§ What is required: Filter these entries, keeping only lines that hold the word "value".

[Supplied information start]

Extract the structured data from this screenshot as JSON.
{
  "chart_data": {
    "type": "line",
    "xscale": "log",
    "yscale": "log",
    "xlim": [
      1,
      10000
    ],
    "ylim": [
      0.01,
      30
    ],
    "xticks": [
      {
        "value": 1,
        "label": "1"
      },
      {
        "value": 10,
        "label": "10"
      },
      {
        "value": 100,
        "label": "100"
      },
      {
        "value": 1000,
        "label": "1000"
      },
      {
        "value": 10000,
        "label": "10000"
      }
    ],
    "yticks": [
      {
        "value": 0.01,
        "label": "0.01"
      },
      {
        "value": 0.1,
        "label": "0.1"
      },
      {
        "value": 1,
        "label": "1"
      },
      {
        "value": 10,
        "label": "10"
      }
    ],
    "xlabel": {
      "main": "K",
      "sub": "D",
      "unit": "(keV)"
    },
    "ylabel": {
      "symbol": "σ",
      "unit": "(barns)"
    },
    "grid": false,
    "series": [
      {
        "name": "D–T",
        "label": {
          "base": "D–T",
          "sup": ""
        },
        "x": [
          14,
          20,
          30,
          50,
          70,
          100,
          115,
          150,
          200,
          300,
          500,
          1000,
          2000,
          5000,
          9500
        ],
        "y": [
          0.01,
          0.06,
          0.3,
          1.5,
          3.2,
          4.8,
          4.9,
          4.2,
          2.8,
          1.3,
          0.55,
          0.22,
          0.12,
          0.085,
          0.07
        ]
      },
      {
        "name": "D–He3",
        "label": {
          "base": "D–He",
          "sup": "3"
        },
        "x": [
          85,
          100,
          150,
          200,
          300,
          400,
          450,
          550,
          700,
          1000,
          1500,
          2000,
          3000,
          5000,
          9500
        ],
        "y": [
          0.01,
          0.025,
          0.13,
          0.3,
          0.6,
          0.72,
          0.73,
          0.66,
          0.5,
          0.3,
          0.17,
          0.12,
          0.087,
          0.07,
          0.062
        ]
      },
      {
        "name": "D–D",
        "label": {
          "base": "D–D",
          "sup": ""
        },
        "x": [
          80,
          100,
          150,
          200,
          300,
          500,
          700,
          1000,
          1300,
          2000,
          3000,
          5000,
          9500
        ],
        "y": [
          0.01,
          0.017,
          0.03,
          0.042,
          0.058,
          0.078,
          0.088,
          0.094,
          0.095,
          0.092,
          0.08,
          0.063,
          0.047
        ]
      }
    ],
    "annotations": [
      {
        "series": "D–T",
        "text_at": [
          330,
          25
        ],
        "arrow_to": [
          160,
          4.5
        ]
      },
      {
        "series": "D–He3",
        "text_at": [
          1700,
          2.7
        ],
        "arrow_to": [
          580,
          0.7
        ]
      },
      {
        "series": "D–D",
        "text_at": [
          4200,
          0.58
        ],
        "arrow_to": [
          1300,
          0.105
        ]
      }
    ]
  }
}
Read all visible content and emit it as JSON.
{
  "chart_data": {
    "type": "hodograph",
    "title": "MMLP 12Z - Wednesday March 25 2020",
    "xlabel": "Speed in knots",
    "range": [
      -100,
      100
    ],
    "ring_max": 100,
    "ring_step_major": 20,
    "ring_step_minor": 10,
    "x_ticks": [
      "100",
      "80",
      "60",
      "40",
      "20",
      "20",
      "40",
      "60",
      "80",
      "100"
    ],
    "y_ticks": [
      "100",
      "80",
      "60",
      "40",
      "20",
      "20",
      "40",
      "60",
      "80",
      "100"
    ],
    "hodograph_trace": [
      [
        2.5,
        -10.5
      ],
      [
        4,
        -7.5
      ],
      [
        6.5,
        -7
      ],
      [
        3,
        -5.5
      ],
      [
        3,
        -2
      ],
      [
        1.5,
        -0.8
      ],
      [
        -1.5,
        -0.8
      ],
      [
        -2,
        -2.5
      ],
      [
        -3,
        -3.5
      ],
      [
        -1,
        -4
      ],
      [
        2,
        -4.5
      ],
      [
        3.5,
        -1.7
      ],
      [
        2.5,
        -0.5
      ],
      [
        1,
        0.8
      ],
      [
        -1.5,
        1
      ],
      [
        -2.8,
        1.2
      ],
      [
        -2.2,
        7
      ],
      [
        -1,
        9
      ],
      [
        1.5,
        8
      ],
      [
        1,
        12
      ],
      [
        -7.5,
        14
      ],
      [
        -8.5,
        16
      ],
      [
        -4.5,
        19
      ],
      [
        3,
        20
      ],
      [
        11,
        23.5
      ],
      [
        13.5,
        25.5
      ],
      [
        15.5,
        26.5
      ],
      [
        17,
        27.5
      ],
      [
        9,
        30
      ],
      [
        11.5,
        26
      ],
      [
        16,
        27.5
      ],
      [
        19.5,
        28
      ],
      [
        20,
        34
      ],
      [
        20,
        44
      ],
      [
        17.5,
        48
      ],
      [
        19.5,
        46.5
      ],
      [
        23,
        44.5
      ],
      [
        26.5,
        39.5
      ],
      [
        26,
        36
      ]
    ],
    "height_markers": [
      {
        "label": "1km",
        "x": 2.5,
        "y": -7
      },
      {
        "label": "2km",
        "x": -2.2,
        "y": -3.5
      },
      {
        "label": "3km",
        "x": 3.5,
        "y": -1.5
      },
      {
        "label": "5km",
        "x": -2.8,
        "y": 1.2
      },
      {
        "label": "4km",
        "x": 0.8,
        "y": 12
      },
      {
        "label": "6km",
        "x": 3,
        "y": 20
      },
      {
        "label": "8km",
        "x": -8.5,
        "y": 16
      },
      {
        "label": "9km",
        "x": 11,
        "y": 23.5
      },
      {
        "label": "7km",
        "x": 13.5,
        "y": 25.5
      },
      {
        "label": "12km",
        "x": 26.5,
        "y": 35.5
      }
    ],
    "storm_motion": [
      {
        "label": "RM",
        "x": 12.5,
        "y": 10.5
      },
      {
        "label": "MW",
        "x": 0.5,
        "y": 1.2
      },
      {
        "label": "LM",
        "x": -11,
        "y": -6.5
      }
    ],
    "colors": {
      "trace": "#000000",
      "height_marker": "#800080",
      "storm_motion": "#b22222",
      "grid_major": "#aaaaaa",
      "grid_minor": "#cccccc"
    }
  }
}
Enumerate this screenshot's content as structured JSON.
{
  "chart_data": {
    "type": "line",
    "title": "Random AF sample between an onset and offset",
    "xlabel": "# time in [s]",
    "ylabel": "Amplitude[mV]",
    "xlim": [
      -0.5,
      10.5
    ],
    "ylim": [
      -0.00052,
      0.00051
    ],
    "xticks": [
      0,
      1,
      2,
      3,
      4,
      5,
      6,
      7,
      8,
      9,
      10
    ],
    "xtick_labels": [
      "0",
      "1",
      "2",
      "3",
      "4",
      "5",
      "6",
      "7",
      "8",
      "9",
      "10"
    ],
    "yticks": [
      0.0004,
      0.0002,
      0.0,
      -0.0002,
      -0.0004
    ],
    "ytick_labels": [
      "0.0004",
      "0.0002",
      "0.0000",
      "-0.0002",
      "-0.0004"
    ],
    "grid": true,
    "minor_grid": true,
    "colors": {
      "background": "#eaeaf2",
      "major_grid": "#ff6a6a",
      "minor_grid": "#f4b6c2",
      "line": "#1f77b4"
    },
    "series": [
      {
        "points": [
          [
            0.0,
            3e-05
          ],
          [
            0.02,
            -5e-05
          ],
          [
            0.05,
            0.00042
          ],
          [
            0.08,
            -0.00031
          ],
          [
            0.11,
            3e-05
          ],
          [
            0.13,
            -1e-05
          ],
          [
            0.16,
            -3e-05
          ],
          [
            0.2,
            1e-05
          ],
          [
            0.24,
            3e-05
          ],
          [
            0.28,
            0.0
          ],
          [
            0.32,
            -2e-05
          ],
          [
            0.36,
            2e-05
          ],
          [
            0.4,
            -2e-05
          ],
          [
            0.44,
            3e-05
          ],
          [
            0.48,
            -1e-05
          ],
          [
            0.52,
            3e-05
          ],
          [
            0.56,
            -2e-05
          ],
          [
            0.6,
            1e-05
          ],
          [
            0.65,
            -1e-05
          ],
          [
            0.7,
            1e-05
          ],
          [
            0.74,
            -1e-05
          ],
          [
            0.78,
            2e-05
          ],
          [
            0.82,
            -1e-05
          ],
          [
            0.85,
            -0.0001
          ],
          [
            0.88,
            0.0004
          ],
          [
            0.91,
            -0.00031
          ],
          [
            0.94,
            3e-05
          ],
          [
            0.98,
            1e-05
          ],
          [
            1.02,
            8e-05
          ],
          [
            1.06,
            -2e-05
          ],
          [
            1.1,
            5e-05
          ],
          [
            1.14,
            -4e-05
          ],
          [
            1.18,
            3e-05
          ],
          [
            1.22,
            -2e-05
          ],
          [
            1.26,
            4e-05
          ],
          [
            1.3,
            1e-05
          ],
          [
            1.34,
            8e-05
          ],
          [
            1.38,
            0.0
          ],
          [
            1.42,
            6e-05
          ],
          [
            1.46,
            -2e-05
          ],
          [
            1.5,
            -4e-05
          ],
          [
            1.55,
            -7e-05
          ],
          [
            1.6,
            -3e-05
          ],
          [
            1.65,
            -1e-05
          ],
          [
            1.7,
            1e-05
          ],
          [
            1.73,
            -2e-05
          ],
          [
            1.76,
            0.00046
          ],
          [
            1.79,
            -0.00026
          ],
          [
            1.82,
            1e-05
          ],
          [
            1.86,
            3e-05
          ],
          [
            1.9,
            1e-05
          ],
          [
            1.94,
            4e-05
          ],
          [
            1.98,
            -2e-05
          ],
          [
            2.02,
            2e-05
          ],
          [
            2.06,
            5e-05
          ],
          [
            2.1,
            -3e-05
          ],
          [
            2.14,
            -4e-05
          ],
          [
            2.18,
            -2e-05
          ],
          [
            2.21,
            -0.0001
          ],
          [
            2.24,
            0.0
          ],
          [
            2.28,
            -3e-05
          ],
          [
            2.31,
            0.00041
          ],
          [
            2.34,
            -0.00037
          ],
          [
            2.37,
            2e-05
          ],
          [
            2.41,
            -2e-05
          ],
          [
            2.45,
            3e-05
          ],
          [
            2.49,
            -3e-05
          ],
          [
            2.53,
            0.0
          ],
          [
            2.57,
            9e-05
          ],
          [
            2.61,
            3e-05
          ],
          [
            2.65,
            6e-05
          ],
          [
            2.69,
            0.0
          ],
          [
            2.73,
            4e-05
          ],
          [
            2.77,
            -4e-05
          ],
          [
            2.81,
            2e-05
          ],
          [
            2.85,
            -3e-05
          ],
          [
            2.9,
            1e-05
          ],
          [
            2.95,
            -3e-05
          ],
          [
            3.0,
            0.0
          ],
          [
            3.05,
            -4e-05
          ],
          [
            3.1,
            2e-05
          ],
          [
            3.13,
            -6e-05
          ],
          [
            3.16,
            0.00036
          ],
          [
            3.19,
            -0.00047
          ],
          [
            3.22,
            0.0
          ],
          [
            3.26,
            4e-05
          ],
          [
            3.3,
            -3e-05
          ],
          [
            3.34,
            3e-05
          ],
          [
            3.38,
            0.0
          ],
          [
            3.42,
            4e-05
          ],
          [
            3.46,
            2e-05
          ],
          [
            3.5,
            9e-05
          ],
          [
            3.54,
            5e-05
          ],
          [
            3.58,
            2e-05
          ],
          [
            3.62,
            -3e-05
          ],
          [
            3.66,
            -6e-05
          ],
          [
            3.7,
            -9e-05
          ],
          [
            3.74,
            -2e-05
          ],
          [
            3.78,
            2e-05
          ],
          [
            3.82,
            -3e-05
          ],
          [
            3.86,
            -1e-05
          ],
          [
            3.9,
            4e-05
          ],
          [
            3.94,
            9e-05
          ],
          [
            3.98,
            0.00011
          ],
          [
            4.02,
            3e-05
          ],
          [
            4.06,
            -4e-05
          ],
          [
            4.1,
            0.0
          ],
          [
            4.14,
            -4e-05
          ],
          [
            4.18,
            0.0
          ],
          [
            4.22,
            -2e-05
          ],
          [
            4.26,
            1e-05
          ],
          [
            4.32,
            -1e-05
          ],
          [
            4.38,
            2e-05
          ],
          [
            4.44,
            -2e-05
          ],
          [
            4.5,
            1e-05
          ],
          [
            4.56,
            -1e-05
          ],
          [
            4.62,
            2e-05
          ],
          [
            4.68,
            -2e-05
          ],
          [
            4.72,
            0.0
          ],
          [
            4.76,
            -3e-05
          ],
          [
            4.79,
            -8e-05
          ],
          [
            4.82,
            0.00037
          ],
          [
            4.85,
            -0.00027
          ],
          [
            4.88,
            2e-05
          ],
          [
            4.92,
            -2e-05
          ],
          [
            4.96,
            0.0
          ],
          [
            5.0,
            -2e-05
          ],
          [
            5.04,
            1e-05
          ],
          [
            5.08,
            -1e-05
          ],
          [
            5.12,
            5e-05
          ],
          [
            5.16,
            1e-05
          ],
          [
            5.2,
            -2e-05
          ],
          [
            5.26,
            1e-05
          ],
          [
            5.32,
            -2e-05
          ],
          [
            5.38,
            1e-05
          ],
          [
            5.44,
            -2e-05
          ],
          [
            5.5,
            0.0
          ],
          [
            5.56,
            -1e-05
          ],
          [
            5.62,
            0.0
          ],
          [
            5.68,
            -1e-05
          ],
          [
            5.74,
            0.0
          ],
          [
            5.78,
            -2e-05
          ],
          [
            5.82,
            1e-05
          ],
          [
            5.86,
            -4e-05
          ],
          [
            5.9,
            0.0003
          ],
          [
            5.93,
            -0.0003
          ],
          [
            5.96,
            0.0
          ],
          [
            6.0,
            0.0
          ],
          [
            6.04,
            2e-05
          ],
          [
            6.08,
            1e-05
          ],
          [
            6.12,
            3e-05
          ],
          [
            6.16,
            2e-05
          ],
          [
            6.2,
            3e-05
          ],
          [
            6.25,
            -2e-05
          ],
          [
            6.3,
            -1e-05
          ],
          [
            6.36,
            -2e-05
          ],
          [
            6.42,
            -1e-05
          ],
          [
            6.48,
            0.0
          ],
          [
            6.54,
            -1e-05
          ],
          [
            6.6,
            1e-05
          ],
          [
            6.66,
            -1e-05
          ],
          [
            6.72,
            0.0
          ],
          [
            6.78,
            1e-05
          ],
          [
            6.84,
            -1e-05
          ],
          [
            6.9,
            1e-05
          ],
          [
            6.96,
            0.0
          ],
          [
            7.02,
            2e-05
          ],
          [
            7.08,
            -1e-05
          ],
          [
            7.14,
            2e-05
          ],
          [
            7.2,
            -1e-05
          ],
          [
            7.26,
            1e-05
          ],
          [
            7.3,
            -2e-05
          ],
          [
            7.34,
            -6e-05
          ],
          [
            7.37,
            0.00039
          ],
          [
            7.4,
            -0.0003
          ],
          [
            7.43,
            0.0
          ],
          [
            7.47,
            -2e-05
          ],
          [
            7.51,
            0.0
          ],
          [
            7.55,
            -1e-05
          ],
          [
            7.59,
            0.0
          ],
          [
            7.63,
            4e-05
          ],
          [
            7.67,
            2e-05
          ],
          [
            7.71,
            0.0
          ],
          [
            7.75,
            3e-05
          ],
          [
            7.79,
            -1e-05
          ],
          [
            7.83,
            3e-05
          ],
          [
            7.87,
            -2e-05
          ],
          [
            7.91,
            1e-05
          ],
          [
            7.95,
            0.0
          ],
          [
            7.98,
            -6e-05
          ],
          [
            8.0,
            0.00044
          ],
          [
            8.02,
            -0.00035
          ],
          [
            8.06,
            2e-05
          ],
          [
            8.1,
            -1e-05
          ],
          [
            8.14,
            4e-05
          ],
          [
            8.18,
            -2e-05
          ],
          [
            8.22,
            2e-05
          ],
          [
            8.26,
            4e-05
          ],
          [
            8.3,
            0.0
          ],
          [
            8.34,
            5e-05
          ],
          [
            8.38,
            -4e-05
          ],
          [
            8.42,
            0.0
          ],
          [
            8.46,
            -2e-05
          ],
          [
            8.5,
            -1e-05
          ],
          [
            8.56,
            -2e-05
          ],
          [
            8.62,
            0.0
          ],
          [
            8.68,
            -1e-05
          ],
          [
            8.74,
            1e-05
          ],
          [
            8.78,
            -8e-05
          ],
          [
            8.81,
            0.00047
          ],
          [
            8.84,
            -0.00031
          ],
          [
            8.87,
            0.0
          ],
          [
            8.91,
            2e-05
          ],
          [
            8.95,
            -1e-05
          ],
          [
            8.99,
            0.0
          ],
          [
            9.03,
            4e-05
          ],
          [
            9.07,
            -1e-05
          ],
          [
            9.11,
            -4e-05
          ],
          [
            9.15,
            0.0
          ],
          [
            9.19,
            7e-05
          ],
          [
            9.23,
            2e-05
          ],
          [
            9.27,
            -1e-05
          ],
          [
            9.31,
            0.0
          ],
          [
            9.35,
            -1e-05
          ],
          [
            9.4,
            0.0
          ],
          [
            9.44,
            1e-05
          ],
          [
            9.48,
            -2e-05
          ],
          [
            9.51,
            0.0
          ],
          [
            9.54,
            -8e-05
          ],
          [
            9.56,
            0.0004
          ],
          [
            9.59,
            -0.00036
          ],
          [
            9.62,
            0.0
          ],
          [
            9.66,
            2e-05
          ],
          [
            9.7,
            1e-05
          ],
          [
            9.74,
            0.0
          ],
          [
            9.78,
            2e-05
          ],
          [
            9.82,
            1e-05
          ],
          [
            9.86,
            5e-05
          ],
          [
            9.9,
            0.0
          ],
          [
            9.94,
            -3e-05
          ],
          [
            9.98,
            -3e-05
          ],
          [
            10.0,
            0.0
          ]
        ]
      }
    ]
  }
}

[Supplied information end]

§ Worked answer:
        "value": 1,
        "value": 10,
        "value": 100,
        "value": 1000,
        "value": 10000,
        "value": 0.01,
        "value": 0.1,
        "value": 1,
        "value": 10,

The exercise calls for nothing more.